■ Task brief ■
Out of the lines below, please list those that hold the string "市级电子交易系统".

* start Excerpted records *

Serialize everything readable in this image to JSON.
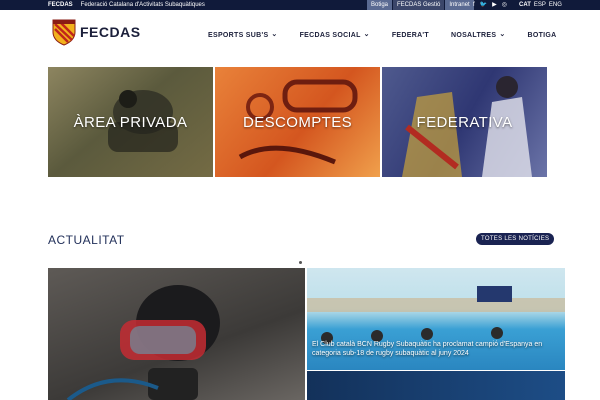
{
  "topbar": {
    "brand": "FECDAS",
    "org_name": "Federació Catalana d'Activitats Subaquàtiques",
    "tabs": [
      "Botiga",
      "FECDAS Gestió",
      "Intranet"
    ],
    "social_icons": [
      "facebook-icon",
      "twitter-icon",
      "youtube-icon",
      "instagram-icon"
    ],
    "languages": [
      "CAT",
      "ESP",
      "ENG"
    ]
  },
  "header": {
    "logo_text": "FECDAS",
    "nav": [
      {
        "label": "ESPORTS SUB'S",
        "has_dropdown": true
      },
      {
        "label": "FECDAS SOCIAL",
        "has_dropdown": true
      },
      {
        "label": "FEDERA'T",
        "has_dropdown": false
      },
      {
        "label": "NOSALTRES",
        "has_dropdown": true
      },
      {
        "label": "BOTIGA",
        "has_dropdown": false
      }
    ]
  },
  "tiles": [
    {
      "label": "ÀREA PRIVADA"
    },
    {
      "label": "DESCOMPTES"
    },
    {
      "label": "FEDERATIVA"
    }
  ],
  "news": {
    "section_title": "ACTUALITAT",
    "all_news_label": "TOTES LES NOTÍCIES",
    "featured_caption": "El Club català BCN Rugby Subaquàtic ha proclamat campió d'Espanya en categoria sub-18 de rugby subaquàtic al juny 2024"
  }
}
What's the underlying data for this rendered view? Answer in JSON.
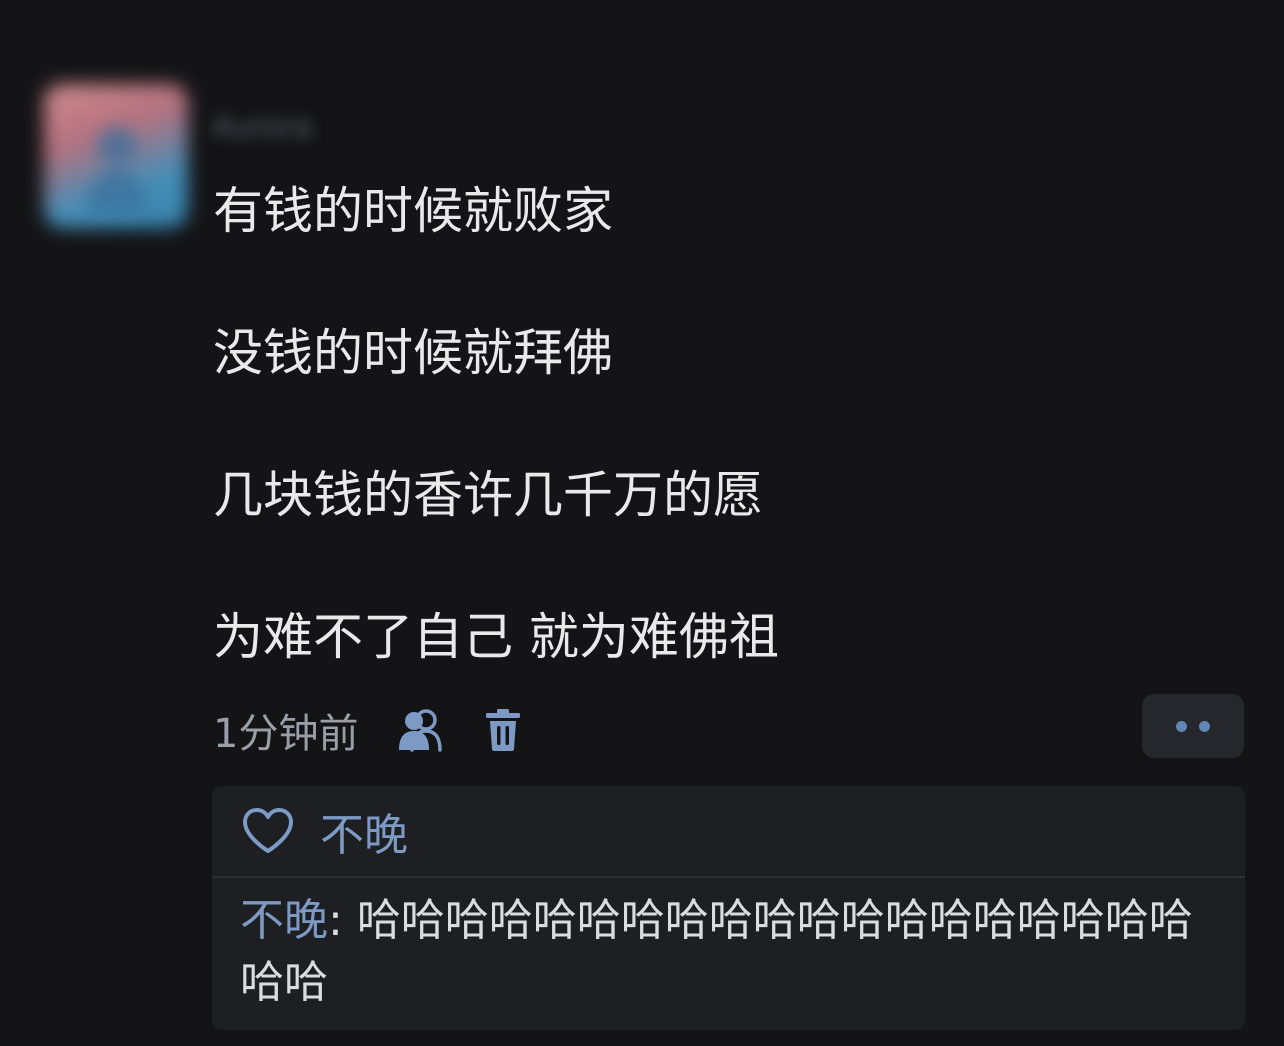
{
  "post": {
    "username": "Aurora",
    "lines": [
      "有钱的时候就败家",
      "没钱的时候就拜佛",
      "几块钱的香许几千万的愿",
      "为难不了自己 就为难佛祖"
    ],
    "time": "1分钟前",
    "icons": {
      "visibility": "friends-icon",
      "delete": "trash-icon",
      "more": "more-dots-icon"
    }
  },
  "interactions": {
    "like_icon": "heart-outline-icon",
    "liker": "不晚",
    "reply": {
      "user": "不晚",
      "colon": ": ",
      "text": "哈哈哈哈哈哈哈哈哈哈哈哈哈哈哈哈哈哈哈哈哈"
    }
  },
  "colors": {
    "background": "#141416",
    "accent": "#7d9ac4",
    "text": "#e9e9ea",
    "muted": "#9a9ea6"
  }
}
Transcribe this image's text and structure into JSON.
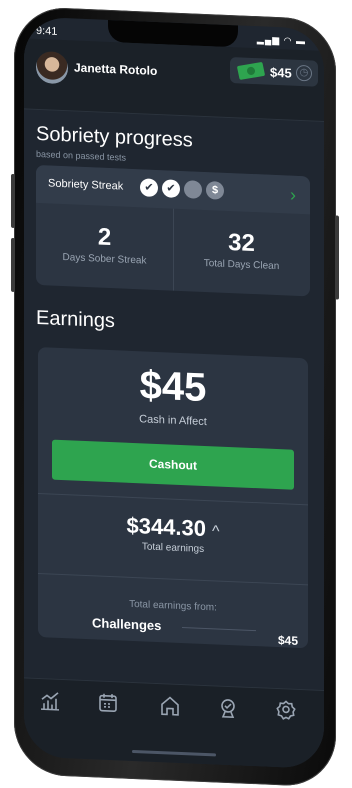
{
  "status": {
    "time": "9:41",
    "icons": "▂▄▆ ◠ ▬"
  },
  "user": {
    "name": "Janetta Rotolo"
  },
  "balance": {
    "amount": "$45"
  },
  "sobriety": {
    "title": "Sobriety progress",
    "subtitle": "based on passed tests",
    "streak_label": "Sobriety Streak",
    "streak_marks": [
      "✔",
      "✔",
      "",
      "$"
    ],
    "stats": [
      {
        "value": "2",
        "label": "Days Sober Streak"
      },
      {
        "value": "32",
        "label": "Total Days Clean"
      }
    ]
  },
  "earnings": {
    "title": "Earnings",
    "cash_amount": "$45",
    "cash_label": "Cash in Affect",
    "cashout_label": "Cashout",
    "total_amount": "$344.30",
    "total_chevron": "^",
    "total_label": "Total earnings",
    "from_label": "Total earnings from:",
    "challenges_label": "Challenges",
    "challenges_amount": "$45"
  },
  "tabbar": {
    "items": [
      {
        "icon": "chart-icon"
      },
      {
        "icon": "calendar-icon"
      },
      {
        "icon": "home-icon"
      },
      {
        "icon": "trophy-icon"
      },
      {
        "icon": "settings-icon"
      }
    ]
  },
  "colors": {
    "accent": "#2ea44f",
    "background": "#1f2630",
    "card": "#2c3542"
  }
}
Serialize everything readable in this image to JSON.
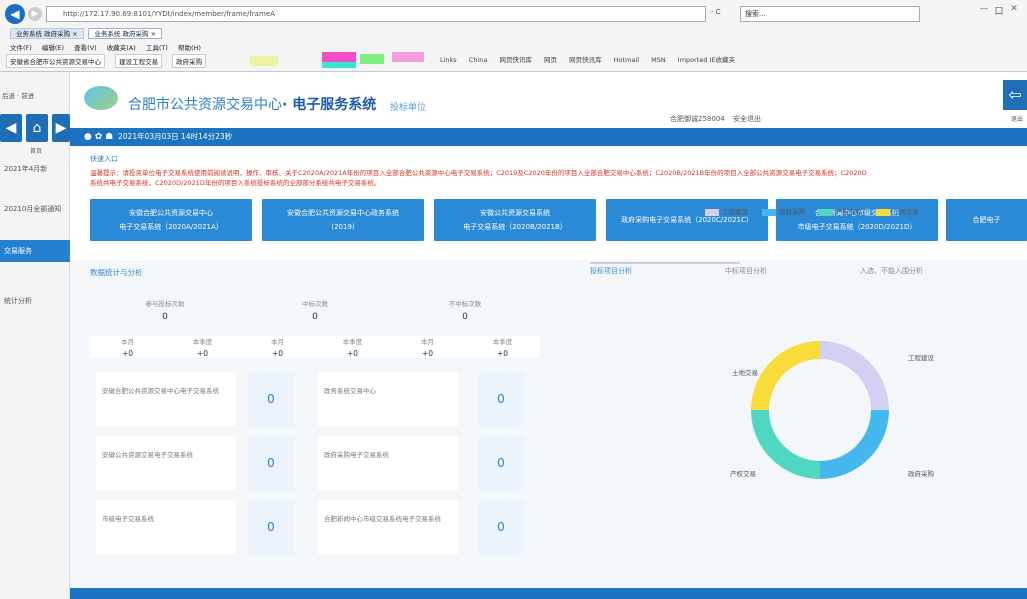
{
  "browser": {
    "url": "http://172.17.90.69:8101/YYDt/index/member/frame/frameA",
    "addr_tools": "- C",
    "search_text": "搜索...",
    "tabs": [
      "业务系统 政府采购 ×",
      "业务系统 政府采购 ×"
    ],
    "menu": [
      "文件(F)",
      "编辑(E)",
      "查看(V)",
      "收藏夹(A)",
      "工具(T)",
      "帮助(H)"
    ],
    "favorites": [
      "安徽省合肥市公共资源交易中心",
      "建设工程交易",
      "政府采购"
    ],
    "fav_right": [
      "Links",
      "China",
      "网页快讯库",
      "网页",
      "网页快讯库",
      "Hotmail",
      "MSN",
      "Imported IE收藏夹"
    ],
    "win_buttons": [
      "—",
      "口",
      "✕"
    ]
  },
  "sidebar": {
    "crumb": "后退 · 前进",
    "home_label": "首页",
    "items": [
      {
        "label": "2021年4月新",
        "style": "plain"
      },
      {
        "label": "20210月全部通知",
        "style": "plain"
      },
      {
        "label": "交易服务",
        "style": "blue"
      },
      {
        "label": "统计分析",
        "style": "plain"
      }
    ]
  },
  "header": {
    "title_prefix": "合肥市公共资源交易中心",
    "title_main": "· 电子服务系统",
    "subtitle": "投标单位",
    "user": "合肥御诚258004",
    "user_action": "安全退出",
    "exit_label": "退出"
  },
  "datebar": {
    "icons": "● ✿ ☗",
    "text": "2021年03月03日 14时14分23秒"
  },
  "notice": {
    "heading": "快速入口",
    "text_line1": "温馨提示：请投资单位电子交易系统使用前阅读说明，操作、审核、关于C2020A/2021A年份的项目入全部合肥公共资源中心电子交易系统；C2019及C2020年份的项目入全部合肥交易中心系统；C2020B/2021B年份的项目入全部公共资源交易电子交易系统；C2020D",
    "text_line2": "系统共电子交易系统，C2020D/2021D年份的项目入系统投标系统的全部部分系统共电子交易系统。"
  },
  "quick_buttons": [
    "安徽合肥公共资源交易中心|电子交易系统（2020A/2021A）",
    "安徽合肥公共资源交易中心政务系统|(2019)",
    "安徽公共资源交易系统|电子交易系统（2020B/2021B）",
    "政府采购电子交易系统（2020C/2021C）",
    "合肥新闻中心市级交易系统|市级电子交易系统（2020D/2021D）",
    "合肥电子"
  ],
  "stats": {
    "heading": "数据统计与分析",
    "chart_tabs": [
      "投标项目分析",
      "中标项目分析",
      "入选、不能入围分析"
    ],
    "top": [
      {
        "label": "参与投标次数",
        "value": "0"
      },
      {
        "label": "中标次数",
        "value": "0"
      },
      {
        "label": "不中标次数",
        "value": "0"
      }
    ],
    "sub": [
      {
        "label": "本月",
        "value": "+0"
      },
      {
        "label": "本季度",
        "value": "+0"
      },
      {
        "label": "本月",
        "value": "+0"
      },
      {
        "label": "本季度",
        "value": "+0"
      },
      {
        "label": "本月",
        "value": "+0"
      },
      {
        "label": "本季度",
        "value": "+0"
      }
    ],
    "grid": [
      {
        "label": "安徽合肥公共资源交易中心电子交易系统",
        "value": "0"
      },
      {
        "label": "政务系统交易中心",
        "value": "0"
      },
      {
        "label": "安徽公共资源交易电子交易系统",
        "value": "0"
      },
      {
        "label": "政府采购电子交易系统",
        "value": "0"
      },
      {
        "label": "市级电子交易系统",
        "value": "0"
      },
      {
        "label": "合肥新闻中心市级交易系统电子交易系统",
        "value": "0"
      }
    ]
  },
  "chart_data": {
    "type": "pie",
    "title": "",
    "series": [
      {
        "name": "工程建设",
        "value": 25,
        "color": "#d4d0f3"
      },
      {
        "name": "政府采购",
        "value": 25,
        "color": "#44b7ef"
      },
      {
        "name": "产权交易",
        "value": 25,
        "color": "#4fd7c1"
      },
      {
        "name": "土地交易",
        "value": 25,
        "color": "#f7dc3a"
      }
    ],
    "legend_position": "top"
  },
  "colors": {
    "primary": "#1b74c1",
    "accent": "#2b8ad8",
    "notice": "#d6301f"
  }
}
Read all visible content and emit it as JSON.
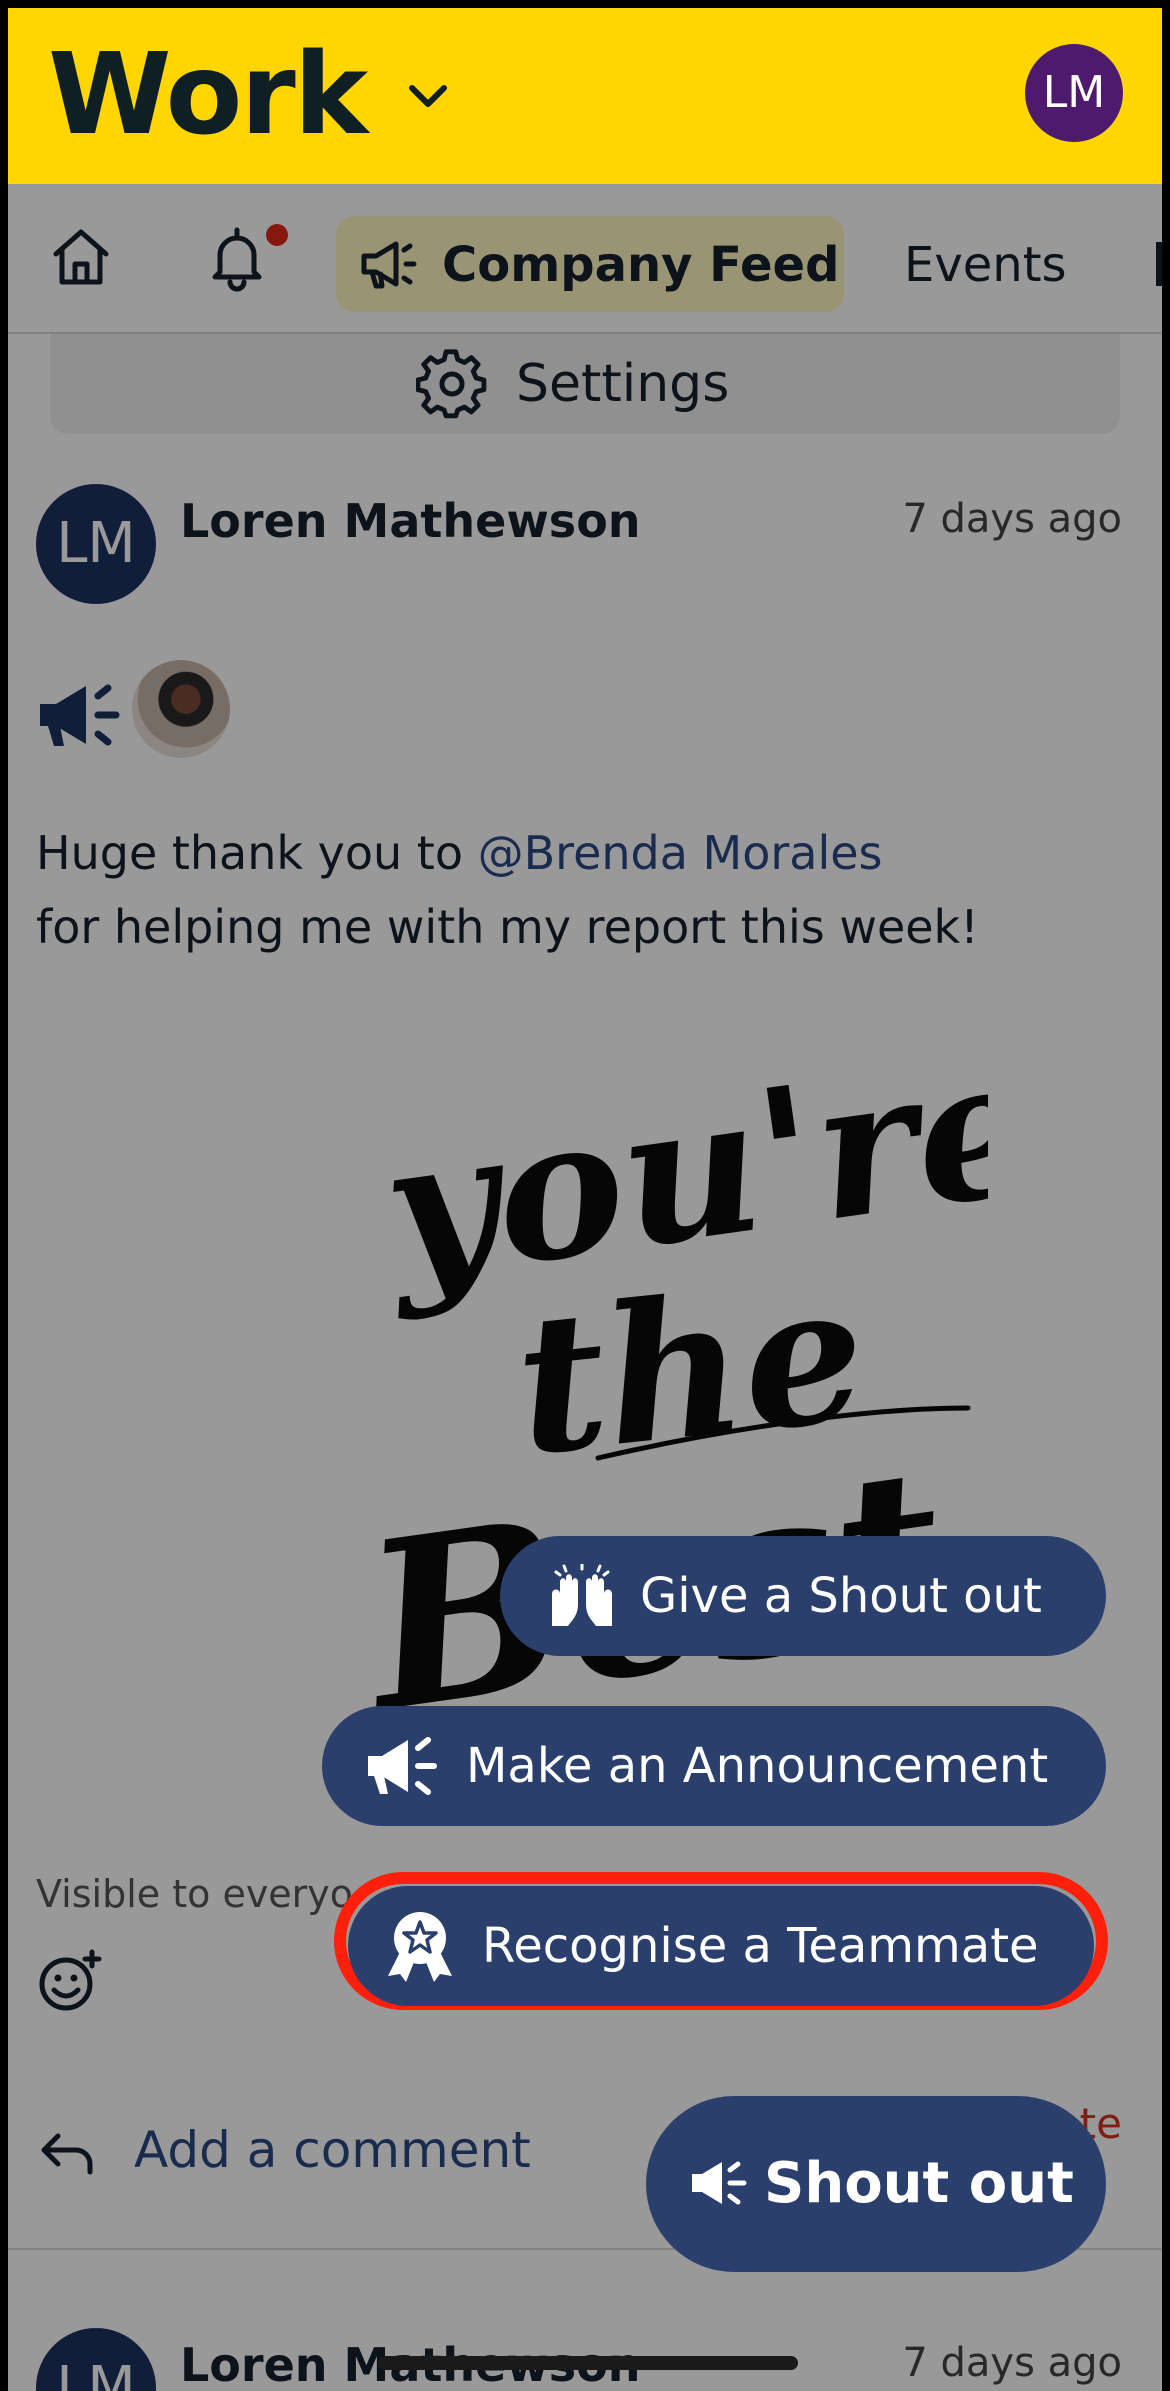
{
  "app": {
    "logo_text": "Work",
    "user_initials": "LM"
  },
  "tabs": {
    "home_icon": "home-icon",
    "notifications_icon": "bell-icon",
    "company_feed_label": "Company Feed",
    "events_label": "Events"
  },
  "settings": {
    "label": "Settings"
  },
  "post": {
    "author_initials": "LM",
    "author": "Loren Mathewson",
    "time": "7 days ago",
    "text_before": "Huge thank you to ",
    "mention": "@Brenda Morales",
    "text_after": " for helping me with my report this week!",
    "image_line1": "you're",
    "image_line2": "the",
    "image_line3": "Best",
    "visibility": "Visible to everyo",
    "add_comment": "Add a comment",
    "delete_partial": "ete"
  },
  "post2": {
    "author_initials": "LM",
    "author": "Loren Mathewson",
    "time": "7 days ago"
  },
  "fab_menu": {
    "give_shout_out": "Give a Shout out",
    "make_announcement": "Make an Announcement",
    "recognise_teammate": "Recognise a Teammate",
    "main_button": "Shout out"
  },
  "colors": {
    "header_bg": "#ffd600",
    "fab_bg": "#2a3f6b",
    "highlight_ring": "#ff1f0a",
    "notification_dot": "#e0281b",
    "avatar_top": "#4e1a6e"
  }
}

* end Excerpted records *

■ The reply ■
    "合肥新闻中心市级交易系统|市级电子交易系统（2020D/2021D）",
        "label": "市级电子交易系统",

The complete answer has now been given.